# [Written problem]
Every line of the data that contains the string "explained" must be copied.
##### Given information #####
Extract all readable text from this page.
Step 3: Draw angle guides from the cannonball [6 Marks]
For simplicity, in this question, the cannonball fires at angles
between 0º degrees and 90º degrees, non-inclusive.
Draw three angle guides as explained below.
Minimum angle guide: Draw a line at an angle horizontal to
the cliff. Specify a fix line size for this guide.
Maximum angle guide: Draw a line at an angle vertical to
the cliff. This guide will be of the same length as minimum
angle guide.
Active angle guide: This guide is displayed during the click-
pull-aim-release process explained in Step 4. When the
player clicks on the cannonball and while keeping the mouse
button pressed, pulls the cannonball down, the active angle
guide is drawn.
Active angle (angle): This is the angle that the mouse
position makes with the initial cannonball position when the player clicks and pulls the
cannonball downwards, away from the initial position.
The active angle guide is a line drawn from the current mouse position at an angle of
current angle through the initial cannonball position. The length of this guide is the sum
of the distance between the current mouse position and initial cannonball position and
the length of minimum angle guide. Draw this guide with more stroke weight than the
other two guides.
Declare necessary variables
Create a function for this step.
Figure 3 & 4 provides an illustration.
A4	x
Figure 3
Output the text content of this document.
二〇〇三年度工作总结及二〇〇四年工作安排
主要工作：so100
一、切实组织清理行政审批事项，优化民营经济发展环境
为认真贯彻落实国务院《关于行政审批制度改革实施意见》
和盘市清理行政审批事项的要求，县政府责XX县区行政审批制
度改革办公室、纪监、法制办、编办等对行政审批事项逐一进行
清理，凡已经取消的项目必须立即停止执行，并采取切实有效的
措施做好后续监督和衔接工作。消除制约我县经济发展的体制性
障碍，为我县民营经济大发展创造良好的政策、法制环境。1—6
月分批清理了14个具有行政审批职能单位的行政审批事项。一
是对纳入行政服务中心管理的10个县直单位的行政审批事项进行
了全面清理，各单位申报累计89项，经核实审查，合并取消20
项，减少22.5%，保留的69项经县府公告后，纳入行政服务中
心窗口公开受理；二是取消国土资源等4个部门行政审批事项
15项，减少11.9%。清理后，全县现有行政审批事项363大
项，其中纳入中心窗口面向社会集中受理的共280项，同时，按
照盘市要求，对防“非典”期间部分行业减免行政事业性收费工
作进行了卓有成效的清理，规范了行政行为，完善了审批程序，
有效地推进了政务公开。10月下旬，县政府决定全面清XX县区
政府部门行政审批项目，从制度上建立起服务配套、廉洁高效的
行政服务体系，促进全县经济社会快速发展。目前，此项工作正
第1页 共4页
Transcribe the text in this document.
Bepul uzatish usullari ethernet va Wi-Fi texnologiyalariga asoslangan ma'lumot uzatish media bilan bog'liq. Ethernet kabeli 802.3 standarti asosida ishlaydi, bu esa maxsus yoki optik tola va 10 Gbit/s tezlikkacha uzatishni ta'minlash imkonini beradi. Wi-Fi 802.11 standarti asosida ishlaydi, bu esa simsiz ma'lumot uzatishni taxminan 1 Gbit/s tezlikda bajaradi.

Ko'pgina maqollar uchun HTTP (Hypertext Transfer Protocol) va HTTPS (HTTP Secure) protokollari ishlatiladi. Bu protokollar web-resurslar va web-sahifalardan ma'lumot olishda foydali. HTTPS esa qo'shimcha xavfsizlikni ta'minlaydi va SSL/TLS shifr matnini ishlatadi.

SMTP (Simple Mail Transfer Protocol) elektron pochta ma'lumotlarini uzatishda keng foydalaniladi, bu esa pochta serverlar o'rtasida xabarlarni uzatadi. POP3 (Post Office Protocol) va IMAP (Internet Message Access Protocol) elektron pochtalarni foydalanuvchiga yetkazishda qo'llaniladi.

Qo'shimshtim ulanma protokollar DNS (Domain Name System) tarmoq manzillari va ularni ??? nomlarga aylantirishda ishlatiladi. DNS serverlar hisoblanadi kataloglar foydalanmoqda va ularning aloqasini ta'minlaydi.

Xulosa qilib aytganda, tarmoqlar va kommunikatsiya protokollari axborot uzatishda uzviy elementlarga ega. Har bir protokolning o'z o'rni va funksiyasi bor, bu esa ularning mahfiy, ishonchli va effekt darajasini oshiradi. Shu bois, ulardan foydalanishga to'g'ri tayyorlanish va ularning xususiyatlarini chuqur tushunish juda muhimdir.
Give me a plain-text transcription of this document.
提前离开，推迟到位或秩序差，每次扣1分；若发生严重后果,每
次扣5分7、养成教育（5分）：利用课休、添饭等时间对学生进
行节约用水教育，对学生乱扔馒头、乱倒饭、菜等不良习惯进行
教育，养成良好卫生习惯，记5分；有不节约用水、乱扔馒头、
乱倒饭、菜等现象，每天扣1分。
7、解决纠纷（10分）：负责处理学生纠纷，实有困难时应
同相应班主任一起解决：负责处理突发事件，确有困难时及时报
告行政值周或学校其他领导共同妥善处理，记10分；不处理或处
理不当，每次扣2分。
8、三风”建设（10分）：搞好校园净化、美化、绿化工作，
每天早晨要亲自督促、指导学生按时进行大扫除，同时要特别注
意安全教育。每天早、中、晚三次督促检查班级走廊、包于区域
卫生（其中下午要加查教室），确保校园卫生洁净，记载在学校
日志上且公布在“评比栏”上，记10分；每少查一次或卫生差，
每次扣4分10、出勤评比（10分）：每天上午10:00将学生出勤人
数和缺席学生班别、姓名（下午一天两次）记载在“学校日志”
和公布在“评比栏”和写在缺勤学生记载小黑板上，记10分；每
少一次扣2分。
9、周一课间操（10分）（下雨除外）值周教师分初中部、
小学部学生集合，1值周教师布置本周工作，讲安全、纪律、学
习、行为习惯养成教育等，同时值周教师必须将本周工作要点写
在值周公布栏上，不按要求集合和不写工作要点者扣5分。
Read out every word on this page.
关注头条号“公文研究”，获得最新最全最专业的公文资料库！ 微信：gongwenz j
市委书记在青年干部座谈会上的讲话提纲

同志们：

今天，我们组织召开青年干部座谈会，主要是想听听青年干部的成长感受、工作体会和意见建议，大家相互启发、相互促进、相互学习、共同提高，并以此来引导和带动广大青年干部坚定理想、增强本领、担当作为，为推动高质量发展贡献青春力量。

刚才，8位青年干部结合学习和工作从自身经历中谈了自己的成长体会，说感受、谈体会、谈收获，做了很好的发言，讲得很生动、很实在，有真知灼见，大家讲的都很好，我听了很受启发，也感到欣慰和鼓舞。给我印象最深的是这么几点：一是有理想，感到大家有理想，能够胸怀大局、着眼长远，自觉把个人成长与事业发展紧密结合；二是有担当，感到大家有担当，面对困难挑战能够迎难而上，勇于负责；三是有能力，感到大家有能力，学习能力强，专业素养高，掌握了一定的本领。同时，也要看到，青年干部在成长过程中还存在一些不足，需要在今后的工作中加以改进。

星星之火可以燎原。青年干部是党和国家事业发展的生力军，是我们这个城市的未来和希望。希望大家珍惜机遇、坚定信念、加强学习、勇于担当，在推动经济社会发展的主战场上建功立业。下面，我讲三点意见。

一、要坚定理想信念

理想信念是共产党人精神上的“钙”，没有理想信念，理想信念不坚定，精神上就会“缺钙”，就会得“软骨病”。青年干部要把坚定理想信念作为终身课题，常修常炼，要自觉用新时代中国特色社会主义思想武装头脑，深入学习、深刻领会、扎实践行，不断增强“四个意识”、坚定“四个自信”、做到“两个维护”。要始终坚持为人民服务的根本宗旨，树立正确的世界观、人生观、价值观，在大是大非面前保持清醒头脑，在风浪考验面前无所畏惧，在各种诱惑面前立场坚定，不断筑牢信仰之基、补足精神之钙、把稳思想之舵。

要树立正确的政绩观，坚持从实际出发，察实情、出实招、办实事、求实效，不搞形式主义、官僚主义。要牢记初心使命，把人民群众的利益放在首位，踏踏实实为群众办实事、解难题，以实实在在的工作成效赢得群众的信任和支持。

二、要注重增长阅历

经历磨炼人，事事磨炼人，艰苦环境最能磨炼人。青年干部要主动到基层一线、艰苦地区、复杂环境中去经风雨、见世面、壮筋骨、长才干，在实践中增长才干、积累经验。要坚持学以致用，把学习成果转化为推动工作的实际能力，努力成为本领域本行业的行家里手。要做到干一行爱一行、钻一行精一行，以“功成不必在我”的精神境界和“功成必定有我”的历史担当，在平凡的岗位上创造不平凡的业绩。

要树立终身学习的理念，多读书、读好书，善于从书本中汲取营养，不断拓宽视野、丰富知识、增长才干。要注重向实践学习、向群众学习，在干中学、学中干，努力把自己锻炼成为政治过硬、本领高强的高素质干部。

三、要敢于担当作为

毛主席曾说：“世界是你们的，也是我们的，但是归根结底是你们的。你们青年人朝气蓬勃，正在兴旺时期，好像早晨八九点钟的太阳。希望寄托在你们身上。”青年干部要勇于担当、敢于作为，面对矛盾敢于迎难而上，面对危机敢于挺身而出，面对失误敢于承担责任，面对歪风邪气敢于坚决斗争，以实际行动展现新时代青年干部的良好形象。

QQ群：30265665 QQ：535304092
#####
# [Answer for this exercise]
Draw three angle guides as explained below.
pull-aim-release process explained in Step 4. When the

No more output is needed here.